===== TASK INPUTS

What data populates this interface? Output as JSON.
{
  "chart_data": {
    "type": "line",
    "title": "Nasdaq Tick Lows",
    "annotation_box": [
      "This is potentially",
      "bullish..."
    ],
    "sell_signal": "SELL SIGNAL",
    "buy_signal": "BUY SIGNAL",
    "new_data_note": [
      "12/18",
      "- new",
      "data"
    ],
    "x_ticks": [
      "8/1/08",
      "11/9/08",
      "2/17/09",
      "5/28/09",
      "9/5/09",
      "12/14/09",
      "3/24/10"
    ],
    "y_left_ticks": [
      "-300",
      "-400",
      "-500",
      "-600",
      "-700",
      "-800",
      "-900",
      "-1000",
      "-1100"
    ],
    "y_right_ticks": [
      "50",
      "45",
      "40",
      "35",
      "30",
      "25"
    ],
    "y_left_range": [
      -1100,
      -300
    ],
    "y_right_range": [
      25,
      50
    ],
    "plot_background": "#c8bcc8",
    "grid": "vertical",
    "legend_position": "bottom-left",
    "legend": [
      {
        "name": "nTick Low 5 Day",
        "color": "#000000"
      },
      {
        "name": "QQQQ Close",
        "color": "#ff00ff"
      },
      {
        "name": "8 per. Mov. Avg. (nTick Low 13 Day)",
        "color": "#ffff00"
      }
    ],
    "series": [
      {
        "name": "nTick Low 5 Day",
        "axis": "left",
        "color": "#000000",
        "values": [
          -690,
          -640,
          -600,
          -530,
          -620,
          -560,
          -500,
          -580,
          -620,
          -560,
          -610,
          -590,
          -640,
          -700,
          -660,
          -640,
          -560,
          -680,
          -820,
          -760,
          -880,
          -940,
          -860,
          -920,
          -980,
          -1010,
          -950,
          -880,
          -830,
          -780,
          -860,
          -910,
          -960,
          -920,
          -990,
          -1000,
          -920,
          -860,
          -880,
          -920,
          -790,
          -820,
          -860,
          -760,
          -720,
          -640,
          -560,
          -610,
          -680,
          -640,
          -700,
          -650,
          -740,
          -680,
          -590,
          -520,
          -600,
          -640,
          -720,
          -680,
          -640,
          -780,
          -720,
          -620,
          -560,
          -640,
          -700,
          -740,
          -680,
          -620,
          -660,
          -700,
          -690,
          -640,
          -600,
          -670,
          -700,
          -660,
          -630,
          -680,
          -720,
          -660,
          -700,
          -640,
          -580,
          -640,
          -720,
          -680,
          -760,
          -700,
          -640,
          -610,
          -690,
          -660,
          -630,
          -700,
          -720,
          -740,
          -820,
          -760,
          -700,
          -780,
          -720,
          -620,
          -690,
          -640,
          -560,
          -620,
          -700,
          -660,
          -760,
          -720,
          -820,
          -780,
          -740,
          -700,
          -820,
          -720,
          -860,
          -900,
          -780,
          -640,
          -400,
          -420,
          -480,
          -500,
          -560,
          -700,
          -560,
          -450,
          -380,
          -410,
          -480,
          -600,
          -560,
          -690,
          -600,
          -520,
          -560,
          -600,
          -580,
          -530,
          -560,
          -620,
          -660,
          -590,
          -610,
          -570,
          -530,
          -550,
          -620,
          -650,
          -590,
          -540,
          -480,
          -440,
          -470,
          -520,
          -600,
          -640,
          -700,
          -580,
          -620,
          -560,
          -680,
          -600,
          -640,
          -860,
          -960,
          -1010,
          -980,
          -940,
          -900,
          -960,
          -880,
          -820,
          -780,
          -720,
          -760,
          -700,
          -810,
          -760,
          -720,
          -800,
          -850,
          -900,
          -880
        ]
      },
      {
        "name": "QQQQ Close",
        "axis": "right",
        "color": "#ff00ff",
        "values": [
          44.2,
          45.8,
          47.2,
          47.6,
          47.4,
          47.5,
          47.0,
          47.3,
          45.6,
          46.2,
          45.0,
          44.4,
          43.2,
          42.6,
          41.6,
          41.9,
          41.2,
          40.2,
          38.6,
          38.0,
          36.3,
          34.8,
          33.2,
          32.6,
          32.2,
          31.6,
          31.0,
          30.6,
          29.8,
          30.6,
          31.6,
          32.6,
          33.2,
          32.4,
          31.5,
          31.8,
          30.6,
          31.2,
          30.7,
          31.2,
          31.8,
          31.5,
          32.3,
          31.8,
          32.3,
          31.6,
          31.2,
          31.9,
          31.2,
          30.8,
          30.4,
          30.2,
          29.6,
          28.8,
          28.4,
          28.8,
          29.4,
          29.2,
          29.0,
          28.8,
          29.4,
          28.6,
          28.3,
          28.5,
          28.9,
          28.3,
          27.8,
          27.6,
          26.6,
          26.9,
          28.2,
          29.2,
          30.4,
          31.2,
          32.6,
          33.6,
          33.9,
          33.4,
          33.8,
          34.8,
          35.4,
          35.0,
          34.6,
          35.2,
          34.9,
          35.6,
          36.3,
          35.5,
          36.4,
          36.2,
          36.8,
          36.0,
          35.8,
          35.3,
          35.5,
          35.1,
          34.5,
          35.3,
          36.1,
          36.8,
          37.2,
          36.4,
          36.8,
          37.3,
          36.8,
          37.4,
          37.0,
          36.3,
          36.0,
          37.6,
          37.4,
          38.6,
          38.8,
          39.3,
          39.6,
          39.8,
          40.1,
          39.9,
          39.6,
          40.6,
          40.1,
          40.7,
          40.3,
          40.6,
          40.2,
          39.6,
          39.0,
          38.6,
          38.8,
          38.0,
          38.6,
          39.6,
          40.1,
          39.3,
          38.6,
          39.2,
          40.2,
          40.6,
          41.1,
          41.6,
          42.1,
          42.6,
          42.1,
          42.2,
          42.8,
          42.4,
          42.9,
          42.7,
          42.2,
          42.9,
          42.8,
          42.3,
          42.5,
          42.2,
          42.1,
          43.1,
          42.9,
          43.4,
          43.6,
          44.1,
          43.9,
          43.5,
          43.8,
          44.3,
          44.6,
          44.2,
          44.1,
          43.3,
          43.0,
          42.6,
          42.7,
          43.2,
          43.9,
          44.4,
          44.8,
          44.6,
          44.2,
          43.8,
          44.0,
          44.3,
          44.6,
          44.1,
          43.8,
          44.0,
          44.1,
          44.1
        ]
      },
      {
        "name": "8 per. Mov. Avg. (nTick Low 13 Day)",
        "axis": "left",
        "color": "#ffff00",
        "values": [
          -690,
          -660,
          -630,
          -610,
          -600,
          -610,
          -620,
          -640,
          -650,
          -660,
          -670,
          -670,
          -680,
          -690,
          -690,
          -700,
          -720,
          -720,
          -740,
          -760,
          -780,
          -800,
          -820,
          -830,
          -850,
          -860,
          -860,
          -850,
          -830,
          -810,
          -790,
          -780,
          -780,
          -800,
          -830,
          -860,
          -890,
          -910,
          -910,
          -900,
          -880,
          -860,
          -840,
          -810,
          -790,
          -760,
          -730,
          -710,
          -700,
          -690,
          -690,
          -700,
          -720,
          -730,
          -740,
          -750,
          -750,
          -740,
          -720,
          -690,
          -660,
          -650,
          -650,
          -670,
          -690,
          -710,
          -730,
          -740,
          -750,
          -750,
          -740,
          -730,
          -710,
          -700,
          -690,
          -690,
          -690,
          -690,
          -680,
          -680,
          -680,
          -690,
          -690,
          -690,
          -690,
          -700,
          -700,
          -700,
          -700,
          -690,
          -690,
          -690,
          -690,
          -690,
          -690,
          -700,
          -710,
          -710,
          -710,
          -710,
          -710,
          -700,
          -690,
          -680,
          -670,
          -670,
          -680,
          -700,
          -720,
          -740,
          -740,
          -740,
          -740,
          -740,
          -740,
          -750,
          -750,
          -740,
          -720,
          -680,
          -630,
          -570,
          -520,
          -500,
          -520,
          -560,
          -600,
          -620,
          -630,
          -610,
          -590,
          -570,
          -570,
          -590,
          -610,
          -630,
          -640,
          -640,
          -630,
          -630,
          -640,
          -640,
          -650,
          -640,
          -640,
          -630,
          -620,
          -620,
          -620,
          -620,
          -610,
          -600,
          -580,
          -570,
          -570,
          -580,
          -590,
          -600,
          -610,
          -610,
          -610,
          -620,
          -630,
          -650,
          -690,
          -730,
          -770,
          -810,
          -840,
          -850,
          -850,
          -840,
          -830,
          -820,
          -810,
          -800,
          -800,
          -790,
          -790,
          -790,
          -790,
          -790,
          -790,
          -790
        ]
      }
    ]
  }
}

==========

**WRITTEN REQUEST**
Report all lines of the data above that include the string "SIGNAL".

**EXERCISE SOLUTION**
    "sell_signal": "SELL SIGNAL",
    "buy_signal": "BUY SIGNAL",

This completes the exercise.